THE REQUEST:
Restate the data below word for word. Skip any images it contains.

THE RECORDS:

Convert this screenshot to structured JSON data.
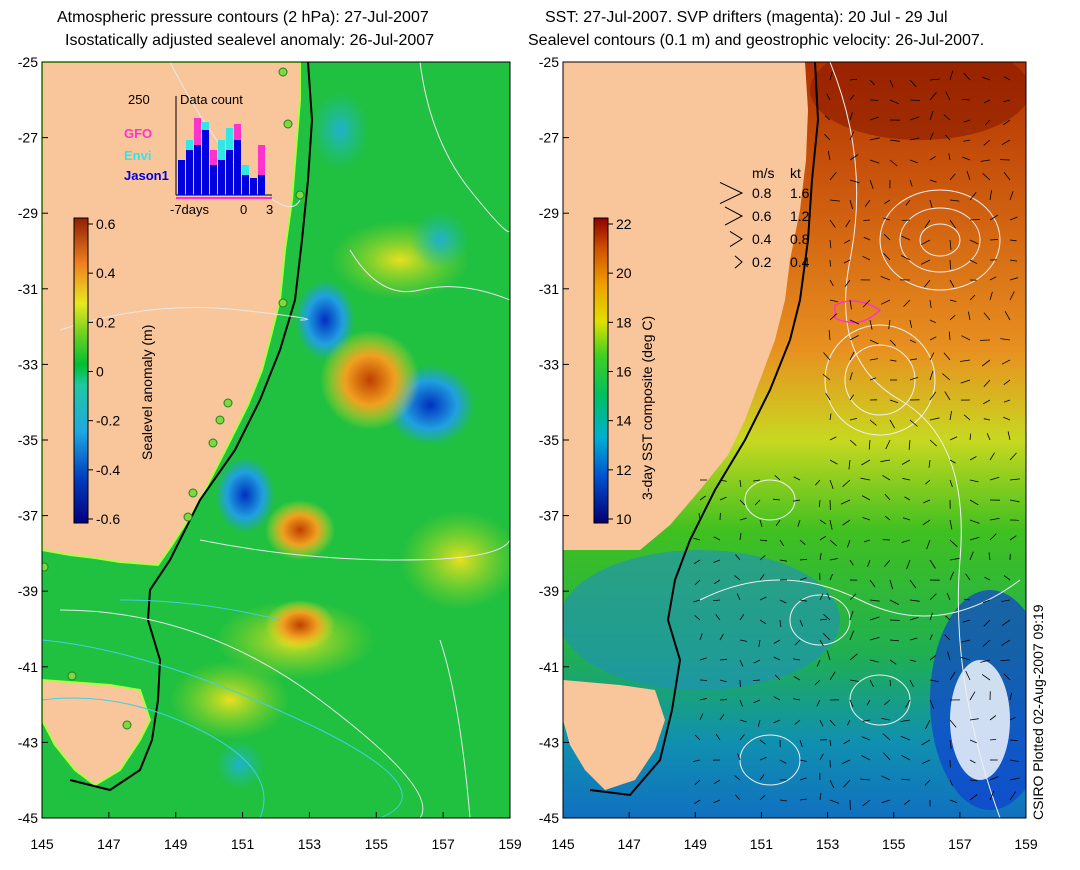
{
  "left_panel": {
    "title_line1": "Atmospheric pressure contours (2 hPa): 27-Jul-2007",
    "title_line2": "Isostatically adjusted sealevel anomaly: 26-Jul-2007",
    "colorbar_label": "Sealevel anomaly (m)",
    "colorbar_ticks": [
      "0.6",
      "0.4",
      "0.2",
      "0",
      "-0.2",
      "-0.4",
      "-0.6"
    ],
    "inset": {
      "max_label": "250",
      "title": "Data count",
      "legend": [
        {
          "label": "GFO",
          "color": "#ff33cc"
        },
        {
          "label": "Envi",
          "color": "#33e6e6"
        },
        {
          "label": "Jason1",
          "color": "#0000dd"
        }
      ],
      "x_ticks": [
        "-7days",
        "0",
        "3"
      ]
    }
  },
  "right_panel": {
    "title_line1": "SST: 27-Jul-2007. SVP drifters (magenta): 20 Jul - 29 Jul",
    "title_line2": "Sealevel contours (0.1 m) and geostrophic velocity: 26-Jul-2007.",
    "colorbar_label": "3-day SST composite (deg C)",
    "colorbar_ticks": [
      "22",
      "20",
      "18",
      "16",
      "14",
      "12",
      "10"
    ],
    "velocity_legend": {
      "headers": [
        "m/s",
        "kt"
      ],
      "rows": [
        {
          "ms": "0.8",
          "kt": "1.6"
        },
        {
          "ms": "0.6",
          "kt": "1.2"
        },
        {
          "ms": "0.4",
          "kt": "0.8"
        },
        {
          "ms": "0.2",
          "kt": "0.4"
        }
      ]
    }
  },
  "axes": {
    "y_ticks": [
      "-25",
      "-27",
      "-29",
      "-31",
      "-33",
      "-35",
      "-37",
      "-39",
      "-41",
      "-43",
      "-45"
    ],
    "x_ticks": [
      "145",
      "147",
      "149",
      "151",
      "153",
      "155",
      "157",
      "159"
    ]
  },
  "credit": "CSIRO Plotted 02-Aug-2007 09:19",
  "colors": {
    "land": "#f9c59b",
    "coast_line": "#000000",
    "sla_ramp": [
      "#000080",
      "#0050d0",
      "#20b0e0",
      "#00c030",
      "#60d030",
      "#e0e020",
      "#f0a020",
      "#c05010",
      "#903000"
    ],
    "sst_ramp": [
      "#000080",
      "#0060d0",
      "#00c0c0",
      "#00c040",
      "#a0e020",
      "#f0e000",
      "#f09000",
      "#c04000",
      "#800000"
    ]
  }
}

SOLUTION FOR THIS TASK:
Convert this screenshot to structured JSON data.
{
  "left_panel": {
    "title_line1": "Atmospheric pressure contours (2 hPa): 27-Jul-2007",
    "title_line2": "Isostatically adjusted sealevel anomaly: 26-Jul-2007",
    "colorbar_label": "Sealevel anomaly (m)",
    "colorbar_ticks": [
      "0.6",
      "0.4",
      "0.2",
      "0",
      "-0.2",
      "-0.4",
      "-0.6"
    ],
    "inset": {
      "max_label": "250",
      "title": "Data count",
      "legend": [
        {
          "label": "GFO",
          "color": "#ff33cc"
        },
        {
          "label": "Envi",
          "color": "#33e6e6"
        },
        {
          "label": "Jason1",
          "color": "#0000dd"
        }
      ],
      "x_ticks": [
        "-7days",
        "0",
        "3"
      ]
    }
  },
  "right_panel": {
    "title_line1": "SST: 27-Jul-2007. SVP drifters (magenta): 20 Jul - 29 Jul",
    "title_line2": "Sealevel contours (0.1 m) and geostrophic velocity: 26-Jul-2007.",
    "colorbar_label": "3-day SST composite (deg C)",
    "colorbar_ticks": [
      "22",
      "20",
      "18",
      "16",
      "14",
      "12",
      "10"
    ],
    "velocity_legend": {
      "headers": [
        "m/s",
        "kt"
      ],
      "rows": [
        {
          "ms": "0.8",
          "kt": "1.6"
        },
        {
          "ms": "0.6",
          "kt": "1.2"
        },
        {
          "ms": "0.4",
          "kt": "0.8"
        },
        {
          "ms": "0.2",
          "kt": "0.4"
        }
      ]
    }
  },
  "axes": {
    "y_ticks": [
      "-25",
      "-27",
      "-29",
      "-31",
      "-33",
      "-35",
      "-37",
      "-39",
      "-41",
      "-43",
      "-45"
    ],
    "x_ticks": [
      "145",
      "147",
      "149",
      "151",
      "153",
      "155",
      "157",
      "159"
    ]
  },
  "credit": "CSIRO Plotted 02-Aug-2007 09:19",
  "colors": {
    "land": "#f9c59b",
    "coast_line": "#000000",
    "sla_ramp": [
      "#000080",
      "#0050d0",
      "#20b0e0",
      "#00c030",
      "#60d030",
      "#e0e020",
      "#f0a020",
      "#c05010",
      "#903000"
    ],
    "sst_ramp": [
      "#000080",
      "#0060d0",
      "#00c0c0",
      "#00c040",
      "#a0e020",
      "#f0e000",
      "#f09000",
      "#c04000",
      "#800000"
    ]
  }
}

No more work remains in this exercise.